MATERIAL:
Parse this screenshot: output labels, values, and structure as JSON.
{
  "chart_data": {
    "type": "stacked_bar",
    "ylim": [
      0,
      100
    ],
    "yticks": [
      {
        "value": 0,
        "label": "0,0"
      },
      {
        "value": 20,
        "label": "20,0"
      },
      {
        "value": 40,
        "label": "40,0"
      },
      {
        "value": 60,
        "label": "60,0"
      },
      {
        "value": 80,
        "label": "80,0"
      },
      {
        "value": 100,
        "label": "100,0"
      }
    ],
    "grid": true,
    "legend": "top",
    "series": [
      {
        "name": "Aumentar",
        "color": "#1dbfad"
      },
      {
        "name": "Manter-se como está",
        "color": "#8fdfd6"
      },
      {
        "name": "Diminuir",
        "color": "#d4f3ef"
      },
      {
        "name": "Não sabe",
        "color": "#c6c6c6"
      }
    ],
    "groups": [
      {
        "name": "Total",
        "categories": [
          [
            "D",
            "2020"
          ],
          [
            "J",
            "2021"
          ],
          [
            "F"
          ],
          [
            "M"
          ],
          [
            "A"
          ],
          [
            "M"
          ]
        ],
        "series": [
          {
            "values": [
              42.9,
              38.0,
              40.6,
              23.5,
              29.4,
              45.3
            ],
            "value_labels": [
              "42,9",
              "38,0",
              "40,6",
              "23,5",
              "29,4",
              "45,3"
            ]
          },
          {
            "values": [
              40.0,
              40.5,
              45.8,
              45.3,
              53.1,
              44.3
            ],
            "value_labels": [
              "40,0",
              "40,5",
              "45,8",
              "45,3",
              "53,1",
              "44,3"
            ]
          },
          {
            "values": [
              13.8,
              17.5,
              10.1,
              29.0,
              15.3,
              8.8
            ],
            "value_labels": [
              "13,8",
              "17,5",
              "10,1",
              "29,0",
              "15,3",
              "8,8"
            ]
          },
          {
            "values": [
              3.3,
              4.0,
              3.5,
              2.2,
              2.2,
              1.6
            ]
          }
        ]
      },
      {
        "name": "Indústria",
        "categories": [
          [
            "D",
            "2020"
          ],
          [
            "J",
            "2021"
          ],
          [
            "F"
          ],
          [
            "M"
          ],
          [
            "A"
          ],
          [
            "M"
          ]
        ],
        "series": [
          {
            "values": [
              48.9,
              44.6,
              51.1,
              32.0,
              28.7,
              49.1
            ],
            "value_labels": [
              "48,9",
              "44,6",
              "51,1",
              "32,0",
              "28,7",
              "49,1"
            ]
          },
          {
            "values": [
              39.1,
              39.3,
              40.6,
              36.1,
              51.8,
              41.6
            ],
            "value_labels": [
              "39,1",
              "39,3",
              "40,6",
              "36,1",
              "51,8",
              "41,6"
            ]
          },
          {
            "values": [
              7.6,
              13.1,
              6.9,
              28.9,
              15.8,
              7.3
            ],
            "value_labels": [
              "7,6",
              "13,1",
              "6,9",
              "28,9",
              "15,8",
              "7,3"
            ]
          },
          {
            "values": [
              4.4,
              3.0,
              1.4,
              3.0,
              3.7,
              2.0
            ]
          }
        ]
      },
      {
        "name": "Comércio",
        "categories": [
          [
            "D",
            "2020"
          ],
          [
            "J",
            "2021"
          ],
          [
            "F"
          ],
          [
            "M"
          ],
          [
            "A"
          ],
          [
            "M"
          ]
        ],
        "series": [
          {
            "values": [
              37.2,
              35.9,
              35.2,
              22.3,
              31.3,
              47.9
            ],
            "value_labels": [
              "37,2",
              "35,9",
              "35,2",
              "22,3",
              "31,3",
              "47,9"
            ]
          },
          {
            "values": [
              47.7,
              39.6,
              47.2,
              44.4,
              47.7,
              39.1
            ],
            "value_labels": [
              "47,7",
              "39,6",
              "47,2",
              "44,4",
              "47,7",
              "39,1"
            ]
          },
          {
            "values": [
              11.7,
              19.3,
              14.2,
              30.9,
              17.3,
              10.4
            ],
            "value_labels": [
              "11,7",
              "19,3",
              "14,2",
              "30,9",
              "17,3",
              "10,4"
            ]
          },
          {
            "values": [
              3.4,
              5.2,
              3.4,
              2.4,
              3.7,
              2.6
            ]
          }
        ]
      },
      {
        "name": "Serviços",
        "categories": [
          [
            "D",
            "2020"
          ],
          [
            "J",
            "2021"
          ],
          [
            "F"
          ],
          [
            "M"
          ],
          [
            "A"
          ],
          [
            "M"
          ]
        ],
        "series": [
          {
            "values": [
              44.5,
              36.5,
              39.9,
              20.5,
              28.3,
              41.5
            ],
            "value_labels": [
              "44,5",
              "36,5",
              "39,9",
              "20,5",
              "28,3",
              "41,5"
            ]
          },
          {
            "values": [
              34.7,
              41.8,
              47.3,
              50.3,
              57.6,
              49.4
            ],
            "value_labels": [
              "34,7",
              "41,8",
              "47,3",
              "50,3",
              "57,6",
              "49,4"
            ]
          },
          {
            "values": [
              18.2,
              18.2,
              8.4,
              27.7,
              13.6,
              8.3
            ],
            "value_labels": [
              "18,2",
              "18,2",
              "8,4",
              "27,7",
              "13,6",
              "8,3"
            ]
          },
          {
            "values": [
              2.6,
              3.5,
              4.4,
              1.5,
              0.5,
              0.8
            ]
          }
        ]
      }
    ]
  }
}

WHAT YOU ARE ASKED TO DO:
Copy all lines from the material that hold "color".

OUTPUT BELOW:
        "color": "#1dbfad"
        "color": "#8fdfd6"
        "color": "#d4f3ef"
        "color": "#c6c6c6"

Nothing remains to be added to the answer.